[Dataset entries on figures]
________________________________________
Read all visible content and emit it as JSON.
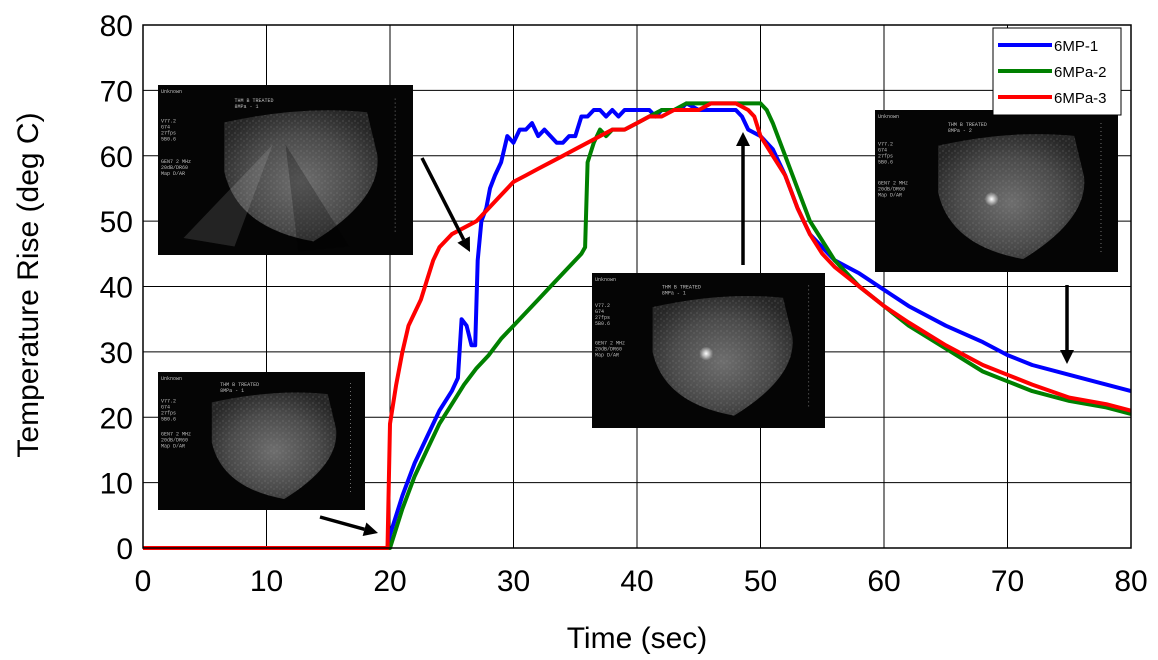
{
  "chart_data": {
    "type": "line",
    "xlabel": "Time (sec)",
    "ylabel": "Temperature Rise (deg C)",
    "xlim": [
      0,
      80
    ],
    "ylim": [
      0,
      80
    ],
    "xticks": [
      0,
      10,
      20,
      30,
      40,
      50,
      60,
      70,
      80
    ],
    "yticks": [
      0,
      10,
      20,
      30,
      40,
      50,
      60,
      70,
      80
    ],
    "grid": true,
    "legend_position": "top-right",
    "series": [
      {
        "name": "6MP-1",
        "color": "#0000ff",
        "points": [
          [
            0,
            0
          ],
          [
            19.8,
            0
          ],
          [
            20,
            2
          ],
          [
            21,
            8
          ],
          [
            22,
            13
          ],
          [
            23,
            17
          ],
          [
            24,
            21
          ],
          [
            25,
            24
          ],
          [
            25.5,
            26
          ],
          [
            25.8,
            35
          ],
          [
            26.2,
            34
          ],
          [
            26.6,
            31
          ],
          [
            26.9,
            31
          ],
          [
            27.1,
            44
          ],
          [
            27.4,
            50
          ],
          [
            27.8,
            52
          ],
          [
            28.1,
            55
          ],
          [
            28.5,
            57
          ],
          [
            29,
            59
          ],
          [
            29.5,
            63
          ],
          [
            30,
            62
          ],
          [
            30.5,
            64
          ],
          [
            31,
            64
          ],
          [
            31.5,
            65
          ],
          [
            32,
            63
          ],
          [
            32.5,
            64
          ],
          [
            33,
            63
          ],
          [
            33.5,
            62
          ],
          [
            34,
            62
          ],
          [
            34.5,
            63
          ],
          [
            35,
            63
          ],
          [
            35.5,
            66
          ],
          [
            36,
            66
          ],
          [
            36.5,
            67
          ],
          [
            37,
            67
          ],
          [
            37.5,
            66
          ],
          [
            38,
            67
          ],
          [
            38.5,
            66
          ],
          [
            39,
            67
          ],
          [
            39.5,
            67
          ],
          [
            40,
            67
          ],
          [
            40.5,
            67
          ],
          [
            41,
            67
          ],
          [
            41.5,
            66
          ],
          [
            42,
            67
          ],
          [
            42.5,
            67
          ],
          [
            43,
            67
          ],
          [
            43.5,
            67
          ],
          [
            44,
            68
          ],
          [
            45,
            67
          ],
          [
            46,
            67
          ],
          [
            47,
            67
          ],
          [
            48,
            67
          ],
          [
            48.5,
            66
          ],
          [
            49,
            64
          ],
          [
            50,
            63
          ],
          [
            51,
            61
          ],
          [
            52,
            57
          ],
          [
            53,
            52
          ],
          [
            54,
            48
          ],
          [
            55,
            46
          ],
          [
            56,
            44
          ],
          [
            58,
            42
          ],
          [
            60,
            39.5
          ],
          [
            62,
            37
          ],
          [
            65,
            34
          ],
          [
            68,
            31.5
          ],
          [
            70,
            29.5
          ],
          [
            72,
            28
          ],
          [
            75,
            26.5
          ],
          [
            78,
            25
          ],
          [
            80,
            24
          ]
        ]
      },
      {
        "name": "6MPa-2",
        "color": "#008000",
        "points": [
          [
            0,
            0
          ],
          [
            19.8,
            0
          ],
          [
            20,
            0
          ],
          [
            21,
            6
          ],
          [
            22,
            11
          ],
          [
            23,
            15
          ],
          [
            24,
            19
          ],
          [
            25,
            22
          ],
          [
            26,
            25
          ],
          [
            27,
            27.5
          ],
          [
            28,
            29.5
          ],
          [
            29,
            32
          ],
          [
            30,
            34
          ],
          [
            31,
            36
          ],
          [
            32,
            38
          ],
          [
            33,
            40
          ],
          [
            34,
            42
          ],
          [
            35,
            44
          ],
          [
            35.5,
            45
          ],
          [
            35.8,
            46
          ],
          [
            36,
            59
          ],
          [
            36.5,
            62
          ],
          [
            37,
            64
          ],
          [
            37.5,
            63
          ],
          [
            38,
            64
          ],
          [
            38.5,
            64
          ],
          [
            39,
            64
          ],
          [
            40,
            65
          ],
          [
            41,
            66
          ],
          [
            42,
            67
          ],
          [
            43,
            67
          ],
          [
            44,
            68
          ],
          [
            45,
            68
          ],
          [
            46,
            68
          ],
          [
            47,
            68
          ],
          [
            48,
            68
          ],
          [
            49,
            68
          ],
          [
            50,
            68
          ],
          [
            50.5,
            67
          ],
          [
            51,
            65
          ],
          [
            52,
            60
          ],
          [
            53,
            55
          ],
          [
            54,
            50
          ],
          [
            55,
            47
          ],
          [
            56,
            44
          ],
          [
            58,
            40
          ],
          [
            60,
            37
          ],
          [
            62,
            34
          ],
          [
            65,
            30.5
          ],
          [
            68,
            27
          ],
          [
            70,
            25.5
          ],
          [
            72,
            24
          ],
          [
            75,
            22.5
          ],
          [
            78,
            21.5
          ],
          [
            80,
            20.5
          ]
        ]
      },
      {
        "name": "6MPa-3",
        "color": "#ff0000",
        "points": [
          [
            0,
            0
          ],
          [
            19.5,
            0
          ],
          [
            19.8,
            0
          ],
          [
            20,
            19
          ],
          [
            20.5,
            25
          ],
          [
            21,
            30
          ],
          [
            21.5,
            34
          ],
          [
            22,
            36
          ],
          [
            22.5,
            38
          ],
          [
            23,
            41
          ],
          [
            23.5,
            44
          ],
          [
            24,
            46
          ],
          [
            25,
            48
          ],
          [
            26,
            49
          ],
          [
            27,
            50
          ],
          [
            28,
            52
          ],
          [
            29,
            54
          ],
          [
            30,
            56
          ],
          [
            31,
            57
          ],
          [
            32,
            58
          ],
          [
            33,
            59
          ],
          [
            34,
            60
          ],
          [
            35,
            61
          ],
          [
            36,
            62
          ],
          [
            37,
            63
          ],
          [
            38,
            64
          ],
          [
            39,
            64
          ],
          [
            40,
            65
          ],
          [
            41,
            66
          ],
          [
            42,
            66
          ],
          [
            43,
            67
          ],
          [
            44,
            67
          ],
          [
            45,
            67
          ],
          [
            46,
            68
          ],
          [
            47,
            68
          ],
          [
            48,
            68
          ],
          [
            49,
            67
          ],
          [
            49.5,
            66
          ],
          [
            50,
            63
          ],
          [
            51,
            60
          ],
          [
            52,
            57
          ],
          [
            53,
            52
          ],
          [
            54,
            48
          ],
          [
            55,
            45
          ],
          [
            56,
            43
          ],
          [
            58,
            40
          ],
          [
            60,
            37
          ],
          [
            62,
            34.5
          ],
          [
            65,
            31
          ],
          [
            68,
            28
          ],
          [
            70,
            26.5
          ],
          [
            72,
            25
          ],
          [
            75,
            23
          ],
          [
            78,
            22
          ],
          [
            80,
            21
          ]
        ]
      }
    ]
  },
  "ultrasound_insets": [
    {
      "id": "inset-upper-left",
      "top_text": "Unknown",
      "side_text": [
        "V77.2",
        "G74",
        "27fps",
        "5B0.6"
      ],
      "treat_text": [
        "THM B TREATED",
        "8MPa - 1"
      ],
      "freq_text": [
        "GEN7 2 MHz",
        "20dB/DR60",
        "Map D/AR"
      ]
    },
    {
      "id": "inset-lower-left",
      "top_text": "Unknown",
      "side_text": [
        "V77.2",
        "G74",
        "27fps",
        "5B0.6"
      ],
      "treat_text": [
        "THM B TREATED",
        "8MPa - 1"
      ],
      "freq_text": [
        "GEN7 2 MHz",
        "20dB/DR60",
        "Map D/AR"
      ]
    },
    {
      "id": "inset-center",
      "top_text": "Unknown",
      "side_text": [
        "V77.2",
        "G74",
        "27fps",
        "5B0.6"
      ],
      "treat_text": [
        "THM B TREATED",
        "8MPa - 1"
      ],
      "freq_text": [
        "GEN7 2 MHz",
        "20dB/DR60",
        "Map D/AR"
      ]
    },
    {
      "id": "inset-right",
      "top_text": "Unknown",
      "side_text": [
        "V77.2",
        "G74",
        "27fps",
        "5B0.6"
      ],
      "treat_text": [
        "THM B TREATED",
        "8MPa - 2"
      ],
      "freq_text": [
        "GEN7 2 MHz",
        "20dB/DR60",
        "Map D/AR"
      ]
    }
  ]
}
________________________________________
In the material above, find the lines that contain "right" and show them.

Solution to this exercise ::
    "legend_position": "top-right",
      "id": "inset-right",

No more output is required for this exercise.